• _Requirements_
Make an exact copy of the data below, leaving out every picture.

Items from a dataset
-- -- --

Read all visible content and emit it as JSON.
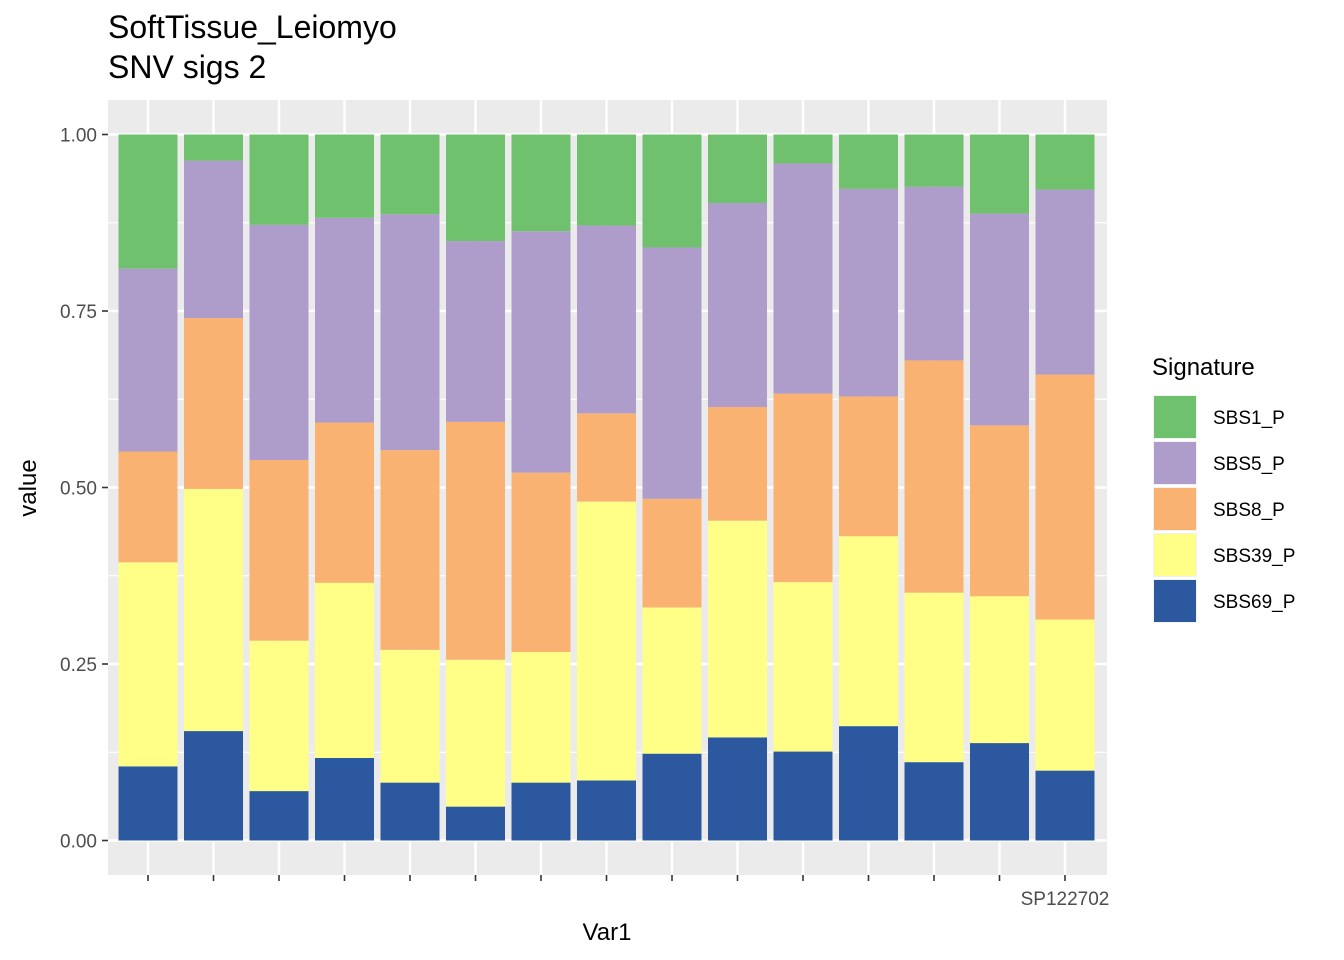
{
  "chart_data": {
    "type": "bar",
    "stacked": true,
    "title": "SoftTissue_Leiomyo",
    "subtitle": "SNV sigs 2",
    "xlabel": "Var1",
    "ylabel": "value",
    "ylim": [
      0,
      1
    ],
    "yticks": [
      "0.00",
      "0.25",
      "0.50",
      "0.75",
      "1.00"
    ],
    "ytick_values": [
      0,
      0.25,
      0.5,
      0.75,
      1.0
    ],
    "grid": true,
    "legend_position": "right",
    "legend_title": "Signature",
    "categories": [
      "",
      "",
      "",
      "",
      "",
      "",
      "",
      "",
      "",
      "",
      "",
      "",
      "",
      "",
      "SP122702"
    ],
    "series": [
      {
        "name": "SBS69_P",
        "color": "#2c58a0",
        "values": [
          0.105,
          0.155,
          0.07,
          0.117,
          0.082,
          0.048,
          0.082,
          0.085,
          0.123,
          0.146,
          0.126,
          0.162,
          0.111,
          0.138,
          0.099
        ]
      },
      {
        "name": "SBS39_P",
        "color": "#ffff88",
        "values": [
          0.289,
          0.343,
          0.213,
          0.248,
          0.188,
          0.208,
          0.185,
          0.395,
          0.207,
          0.307,
          0.24,
          0.269,
          0.24,
          0.208,
          0.214
        ]
      },
      {
        "name": "SBS8_P",
        "color": "#fab273",
        "values": [
          0.157,
          0.242,
          0.256,
          0.227,
          0.283,
          0.337,
          0.254,
          0.125,
          0.154,
          0.161,
          0.267,
          0.198,
          0.329,
          0.242,
          0.347
        ]
      },
      {
        "name": "SBS5_P",
        "color": "#ae9ccb",
        "values": [
          0.259,
          0.223,
          0.333,
          0.29,
          0.334,
          0.256,
          0.342,
          0.266,
          0.356,
          0.289,
          0.326,
          0.294,
          0.246,
          0.3,
          0.262
        ]
      },
      {
        "name": "SBS1_P",
        "color": "#70c16e",
        "values": [
          0.19,
          0.037,
          0.128,
          0.118,
          0.113,
          0.151,
          0.137,
          0.129,
          0.16,
          0.097,
          0.041,
          0.077,
          0.074,
          0.112,
          0.078
        ]
      }
    ],
    "legend_order": [
      "SBS1_P",
      "SBS5_P",
      "SBS8_P",
      "SBS39_P",
      "SBS69_P"
    ]
  }
}
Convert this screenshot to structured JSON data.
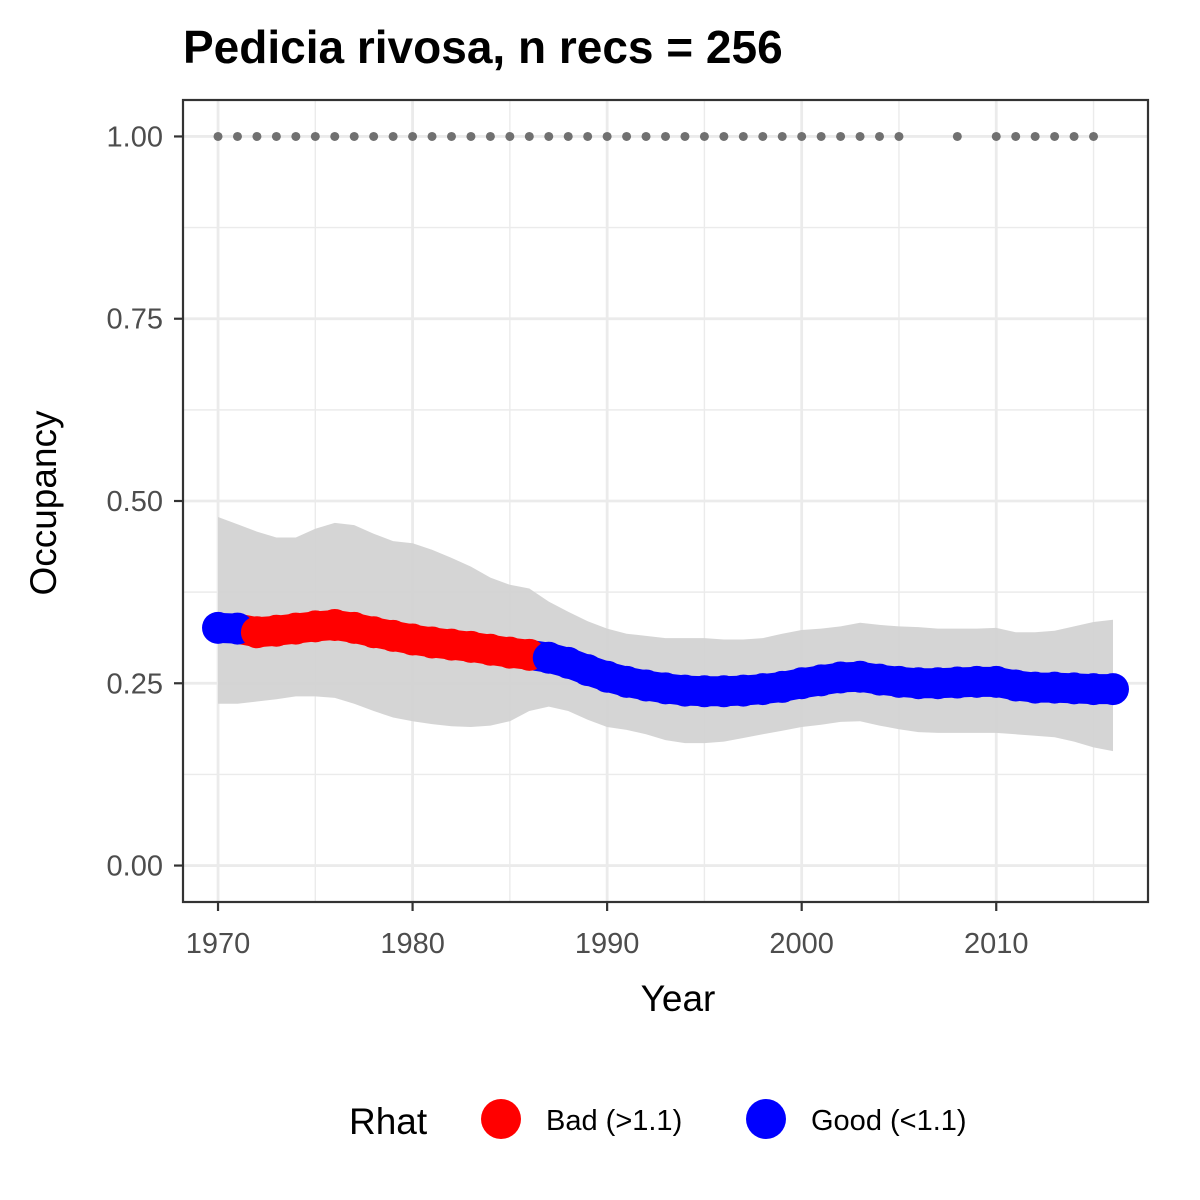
{
  "chart_data": {
    "type": "line",
    "title": "Pedicia rivosa, n recs = 256",
    "xlabel": "Year",
    "ylabel": "Occupancy",
    "xlim": [
      1968.2,
      2017.8
    ],
    "ylim": [
      -0.05,
      1.05
    ],
    "x_ticks": [
      1970,
      1980,
      1990,
      2000,
      2010
    ],
    "x_tick_labels": [
      "1970",
      "1980",
      "1990",
      "2000",
      "2010"
    ],
    "x_minor_ticks": [
      1975,
      1985,
      1995,
      2005,
      2015
    ],
    "y_ticks": [
      0,
      0.25,
      0.5,
      0.75,
      1.0
    ],
    "y_tick_labels": [
      "0.00",
      "0.25",
      "0.50",
      "0.75",
      "1.00"
    ],
    "y_minor_ticks": [
      0.125,
      0.375,
      0.625,
      0.875
    ],
    "grid": true,
    "legend": {
      "title": "Rhat",
      "position": "bottom",
      "entries": [
        {
          "label": "Bad (>1.1)",
          "color": "#ff0000"
        },
        {
          "label": "Good (<1.1)",
          "color": "#0000ff"
        }
      ]
    },
    "colors": {
      "bad": "#ff0000",
      "good": "#0000ff",
      "ribbon": "#d3d3d3",
      "records": "#707070"
    },
    "years": [
      1970,
      1971,
      1972,
      1973,
      1974,
      1975,
      1976,
      1977,
      1978,
      1979,
      1980,
      1981,
      1982,
      1983,
      1984,
      1985,
      1986,
      1987,
      1988,
      1989,
      1990,
      1991,
      1992,
      1993,
      1994,
      1995,
      1996,
      1997,
      1998,
      1999,
      2000,
      2001,
      2002,
      2003,
      2004,
      2005,
      2006,
      2007,
      2008,
      2009,
      2010,
      2011,
      2012,
      2013,
      2014,
      2015,
      2016
    ],
    "occupancy": [
      0.326,
      0.325,
      0.32,
      0.322,
      0.325,
      0.328,
      0.33,
      0.326,
      0.32,
      0.315,
      0.31,
      0.306,
      0.303,
      0.3,
      0.296,
      0.292,
      0.289,
      0.285,
      0.278,
      0.268,
      0.259,
      0.252,
      0.247,
      0.243,
      0.24,
      0.239,
      0.239,
      0.24,
      0.242,
      0.245,
      0.25,
      0.254,
      0.258,
      0.259,
      0.255,
      0.252,
      0.25,
      0.25,
      0.251,
      0.252,
      0.252,
      0.247,
      0.244,
      0.244,
      0.243,
      0.242,
      0.242
    ],
    "rhat_status": [
      "good",
      "good",
      "bad",
      "bad",
      "bad",
      "bad",
      "bad",
      "bad",
      "bad",
      "bad",
      "bad",
      "bad",
      "bad",
      "bad",
      "bad",
      "bad",
      "bad",
      "good",
      "good",
      "good",
      "good",
      "good",
      "good",
      "good",
      "good",
      "good",
      "good",
      "good",
      "good",
      "good",
      "good",
      "good",
      "good",
      "good",
      "good",
      "good",
      "good",
      "good",
      "good",
      "good",
      "good",
      "good",
      "good",
      "good",
      "good",
      "good",
      "good"
    ],
    "lower": [
      0.222,
      0.222,
      0.225,
      0.228,
      0.232,
      0.232,
      0.23,
      0.222,
      0.212,
      0.203,
      0.198,
      0.194,
      0.191,
      0.19,
      0.192,
      0.198,
      0.212,
      0.218,
      0.212,
      0.2,
      0.19,
      0.186,
      0.18,
      0.172,
      0.168,
      0.168,
      0.17,
      0.175,
      0.18,
      0.185,
      0.19,
      0.193,
      0.197,
      0.198,
      0.192,
      0.187,
      0.183,
      0.182,
      0.182,
      0.182,
      0.182,
      0.18,
      0.178,
      0.176,
      0.17,
      0.162,
      0.157
    ],
    "upper": [
      0.478,
      0.468,
      0.458,
      0.45,
      0.45,
      0.462,
      0.47,
      0.467,
      0.455,
      0.445,
      0.442,
      0.433,
      0.422,
      0.41,
      0.395,
      0.385,
      0.38,
      0.362,
      0.348,
      0.335,
      0.325,
      0.318,
      0.315,
      0.312,
      0.312,
      0.312,
      0.31,
      0.31,
      0.312,
      0.318,
      0.323,
      0.325,
      0.328,
      0.333,
      0.33,
      0.328,
      0.327,
      0.325,
      0.325,
      0.325,
      0.326,
      0.32,
      0.32,
      0.322,
      0.328,
      0.334,
      0.337
    ],
    "record_years": [
      1970,
      1971,
      1972,
      1973,
      1974,
      1975,
      1976,
      1977,
      1978,
      1979,
      1980,
      1981,
      1982,
      1983,
      1984,
      1985,
      1986,
      1987,
      1988,
      1989,
      1990,
      1991,
      1992,
      1993,
      1994,
      1995,
      1996,
      1997,
      1998,
      1999,
      2000,
      2001,
      2002,
      2003,
      2004,
      2005,
      2008,
      2010,
      2011,
      2012,
      2013,
      2014,
      2015
    ],
    "record_value": 1.0
  }
}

-- -- --

• _Expected answer_
Read all visible content and emit it as JSON.
{
  "chart_data": {
    "type": "bar",
    "stacked": true,
    "title": "SoftTissue_Leiomyo",
    "subtitle": "SNV sigs 2",
    "xlabel": "Var1",
    "ylabel": "value",
    "ylim": [
      0,
      1
    ],
    "yticks": [
      "0.00",
      "0.25",
      "0.50",
      "0.75",
      "1.00"
    ],
    "ytick_values": [
      0,
      0.25,
      0.5,
      0.75,
      1.0
    ],
    "grid": true,
    "legend_position": "right",
    "legend_title": "Signature",
    "categories": [
      "",
      "",
      "",
      "",
      "",
      "",
      "",
      "",
      "",
      "",
      "",
      "",
      "",
      "",
      "SP122702"
    ],
    "series": [
      {
        "name": "SBS69_P",
        "color": "#2c58a0",
        "values": [
          0.105,
          0.155,
          0.07,
          0.117,
          0.082,
          0.048,
          0.082,
          0.085,
          0.123,
          0.146,
          0.126,
          0.162,
          0.111,
          0.138,
          0.099
        ]
      },
      {
        "name": "SBS39_P",
        "color": "#ffff88",
        "values": [
          0.289,
          0.343,
          0.213,
          0.248,
          0.188,
          0.208,
          0.185,
          0.395,
          0.207,
          0.307,
          0.24,
          0.269,
          0.24,
          0.208,
          0.214
        ]
      },
      {
        "name": "SBS8_P",
        "color": "#fab273",
        "values": [
          0.157,
          0.242,
          0.256,
          0.227,
          0.283,
          0.337,
          0.254,
          0.125,
          0.154,
          0.161,
          0.267,
          0.198,
          0.329,
          0.242,
          0.347
        ]
      },
      {
        "name": "SBS5_P",
        "color": "#ae9ccb",
        "values": [
          0.259,
          0.223,
          0.333,
          0.29,
          0.334,
          0.256,
          0.342,
          0.266,
          0.356,
          0.289,
          0.326,
          0.294,
          0.246,
          0.3,
          0.262
        ]
      },
      {
        "name": "SBS1_P",
        "color": "#70c16e",
        "values": [
          0.19,
          0.037,
          0.128,
          0.118,
          0.113,
          0.151,
          0.137,
          0.129,
          0.16,
          0.097,
          0.041,
          0.077,
          0.074,
          0.112,
          0.078
        ]
      }
    ],
    "legend_order": [
      "SBS1_P",
      "SBS5_P",
      "SBS8_P",
      "SBS39_P",
      "SBS69_P"
    ]
  }
}
Convert this screenshot to structured JSON data.
{
  "chart_data": {
    "type": "line",
    "title": "Pedicia rivosa, n recs = 256",
    "xlabel": "Year",
    "ylabel": "Occupancy",
    "xlim": [
      1968.2,
      2017.8
    ],
    "ylim": [
      -0.05,
      1.05
    ],
    "x_ticks": [
      1970,
      1980,
      1990,
      2000,
      2010
    ],
    "x_tick_labels": [
      "1970",
      "1980",
      "1990",
      "2000",
      "2010"
    ],
    "x_minor_ticks": [
      1975,
      1985,
      1995,
      2005,
      2015
    ],
    "y_ticks": [
      0,
      0.25,
      0.5,
      0.75,
      1.0
    ],
    "y_tick_labels": [
      "0.00",
      "0.25",
      "0.50",
      "0.75",
      "1.00"
    ],
    "y_minor_ticks": [
      0.125,
      0.375,
      0.625,
      0.875
    ],
    "grid": true,
    "legend": {
      "title": "Rhat",
      "position": "bottom",
      "entries": [
        {
          "label": "Bad (>1.1)",
          "color": "#ff0000"
        },
        {
          "label": "Good (<1.1)",
          "color": "#0000ff"
        }
      ]
    },
    "colors": {
      "bad": "#ff0000",
      "good": "#0000ff",
      "ribbon": "#d3d3d3",
      "records": "#707070"
    },
    "years": [
      1970,
      1971,
      1972,
      1973,
      1974,
      1975,
      1976,
      1977,
      1978,
      1979,
      1980,
      1981,
      1982,
      1983,
      1984,
      1985,
      1986,
      1987,
      1988,
      1989,
      1990,
      1991,
      1992,
      1993,
      1994,
      1995,
      1996,
      1997,
      1998,
      1999,
      2000,
      2001,
      2002,
      2003,
      2004,
      2005,
      2006,
      2007,
      2008,
      2009,
      2010,
      2011,
      2012,
      2013,
      2014,
      2015,
      2016
    ],
    "occupancy": [
      0.326,
      0.325,
      0.32,
      0.322,
      0.325,
      0.328,
      0.33,
      0.326,
      0.32,
      0.315,
      0.31,
      0.306,
      0.303,
      0.3,
      0.296,
      0.292,
      0.289,
      0.285,
      0.278,
      0.268,
      0.259,
      0.252,
      0.247,
      0.243,
      0.24,
      0.239,
      0.239,
      0.24,
      0.242,
      0.245,
      0.25,
      0.254,
      0.258,
      0.259,
      0.255,
      0.252,
      0.25,
      0.25,
      0.251,
      0.252,
      0.252,
      0.247,
      0.244,
      0.244,
      0.243,
      0.242,
      0.242
    ],
    "rhat_status": [
      "good",
      "good",
      "bad",
      "bad",
      "bad",
      "bad",
      "bad",
      "bad",
      "bad",
      "bad",
      "bad",
      "bad",
      "bad",
      "bad",
      "bad",
      "bad",
      "bad",
      "good",
      "good",
      "good",
      "good",
      "good",
      "good",
      "good",
      "good",
      "good",
      "good",
      "good",
      "good",
      "good",
      "good",
      "good",
      "good",
      "good",
      "good",
      "good",
      "good",
      "good",
      "good",
      "good",
      "good",
      "good",
      "good",
      "good",
      "good",
      "good",
      "good"
    ],
    "lower": [
      0.222,
      0.222,
      0.225,
      0.228,
      0.232,
      0.232,
      0.23,
      0.222,
      0.212,
      0.203,
      0.198,
      0.194,
      0.191,
      0.19,
      0.192,
      0.198,
      0.212,
      0.218,
      0.212,
      0.2,
      0.19,
      0.186,
      0.18,
      0.172,
      0.168,
      0.168,
      0.17,
      0.175,
      0.18,
      0.185,
      0.19,
      0.193,
      0.197,
      0.198,
      0.192,
      0.187,
      0.183,
      0.182,
      0.182,
      0.182,
      0.182,
      0.18,
      0.178,
      0.176,
      0.17,
      0.162,
      0.157
    ],
    "upper": [
      0.478,
      0.468,
      0.458,
      0.45,
      0.45,
      0.462,
      0.47,
      0.467,
      0.455,
      0.445,
      0.442,
      0.433,
      0.422,
      0.41,
      0.395,
      0.385,
      0.38,
      0.362,
      0.348,
      0.335,
      0.325,
      0.318,
      0.315,
      0.312,
      0.312,
      0.312,
      0.31,
      0.31,
      0.312,
      0.318,
      0.323,
      0.325,
      0.328,
      0.333,
      0.33,
      0.328,
      0.327,
      0.325,
      0.325,
      0.325,
      0.326,
      0.32,
      0.32,
      0.322,
      0.328,
      0.334,
      0.337
    ],
    "record_years": [
      1970,
      1971,
      1972,
      1973,
      1974,
      1975,
      1976,
      1977,
      1978,
      1979,
      1980,
      1981,
      1982,
      1983,
      1984,
      1985,
      1986,
      1987,
      1988,
      1989,
      1990,
      1991,
      1992,
      1993,
      1994,
      1995,
      1996,
      1997,
      1998,
      1999,
      2000,
      2001,
      2002,
      2003,
      2004,
      2005,
      2008,
      2010,
      2011,
      2012,
      2013,
      2014,
      2015
    ],
    "record_value": 1.0
  }
}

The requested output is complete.